→ What you need to do:
Locate all lines in the data below that hold "składania" and show them.

→ Given information:
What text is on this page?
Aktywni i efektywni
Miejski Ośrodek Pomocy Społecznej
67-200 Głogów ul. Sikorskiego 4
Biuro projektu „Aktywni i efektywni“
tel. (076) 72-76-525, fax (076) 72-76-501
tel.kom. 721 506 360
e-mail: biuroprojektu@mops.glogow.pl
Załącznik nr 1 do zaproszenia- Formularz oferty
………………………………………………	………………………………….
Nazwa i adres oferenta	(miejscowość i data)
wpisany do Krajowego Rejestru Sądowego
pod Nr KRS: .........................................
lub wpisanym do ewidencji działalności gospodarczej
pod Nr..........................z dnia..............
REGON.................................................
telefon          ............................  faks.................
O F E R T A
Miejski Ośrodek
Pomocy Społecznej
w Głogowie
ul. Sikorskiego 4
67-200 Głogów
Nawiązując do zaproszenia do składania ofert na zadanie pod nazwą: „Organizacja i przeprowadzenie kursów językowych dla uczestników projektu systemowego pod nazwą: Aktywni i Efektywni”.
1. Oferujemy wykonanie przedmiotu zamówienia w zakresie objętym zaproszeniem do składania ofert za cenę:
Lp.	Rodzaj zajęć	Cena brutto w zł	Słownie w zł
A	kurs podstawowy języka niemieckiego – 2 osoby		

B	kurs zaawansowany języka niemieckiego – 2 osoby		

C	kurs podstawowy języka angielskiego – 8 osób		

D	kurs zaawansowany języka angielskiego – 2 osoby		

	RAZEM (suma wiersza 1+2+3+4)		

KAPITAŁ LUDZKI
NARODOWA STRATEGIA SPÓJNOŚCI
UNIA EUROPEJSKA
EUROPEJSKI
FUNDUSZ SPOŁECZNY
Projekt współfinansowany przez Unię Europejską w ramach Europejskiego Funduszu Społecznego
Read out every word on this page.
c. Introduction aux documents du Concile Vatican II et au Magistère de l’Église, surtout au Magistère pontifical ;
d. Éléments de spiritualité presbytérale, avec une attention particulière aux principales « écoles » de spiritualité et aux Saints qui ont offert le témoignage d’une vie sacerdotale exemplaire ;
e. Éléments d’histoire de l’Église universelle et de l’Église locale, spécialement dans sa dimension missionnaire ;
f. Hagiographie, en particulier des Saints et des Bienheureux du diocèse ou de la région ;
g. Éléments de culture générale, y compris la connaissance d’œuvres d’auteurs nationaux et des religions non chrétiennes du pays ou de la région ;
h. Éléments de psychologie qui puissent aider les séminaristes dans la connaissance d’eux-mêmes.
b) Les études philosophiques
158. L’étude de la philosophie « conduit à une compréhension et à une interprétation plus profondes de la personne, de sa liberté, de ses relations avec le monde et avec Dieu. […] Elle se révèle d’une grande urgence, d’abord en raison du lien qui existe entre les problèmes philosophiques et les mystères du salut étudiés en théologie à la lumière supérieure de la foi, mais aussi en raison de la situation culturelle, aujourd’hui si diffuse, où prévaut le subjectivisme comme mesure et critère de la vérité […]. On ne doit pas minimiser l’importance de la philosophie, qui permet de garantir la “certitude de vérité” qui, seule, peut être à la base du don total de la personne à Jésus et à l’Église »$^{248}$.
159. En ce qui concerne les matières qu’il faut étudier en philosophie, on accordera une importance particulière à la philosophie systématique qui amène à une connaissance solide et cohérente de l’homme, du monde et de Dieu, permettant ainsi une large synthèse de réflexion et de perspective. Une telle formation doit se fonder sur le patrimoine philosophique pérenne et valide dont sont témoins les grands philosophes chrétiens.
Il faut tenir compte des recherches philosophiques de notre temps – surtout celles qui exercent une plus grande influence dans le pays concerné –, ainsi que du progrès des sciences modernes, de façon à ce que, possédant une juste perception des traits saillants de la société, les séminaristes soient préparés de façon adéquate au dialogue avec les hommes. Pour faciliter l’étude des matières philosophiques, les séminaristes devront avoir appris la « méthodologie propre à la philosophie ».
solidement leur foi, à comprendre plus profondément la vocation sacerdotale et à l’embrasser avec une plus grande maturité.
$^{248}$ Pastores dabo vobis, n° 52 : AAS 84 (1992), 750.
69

→ Reply:
Nawiązując do zaproszenia do składania ofert na zadanie pod nazwą: „Organizacja i przeprowadzenie kursów językowych dla uczestników projektu systemowego pod nazwą: Aktywni i Efektywni”.
1. Oferujemy wykonanie przedmiotu zamówienia w zakresie objętym zaproszeniem do składania ofert za cenę:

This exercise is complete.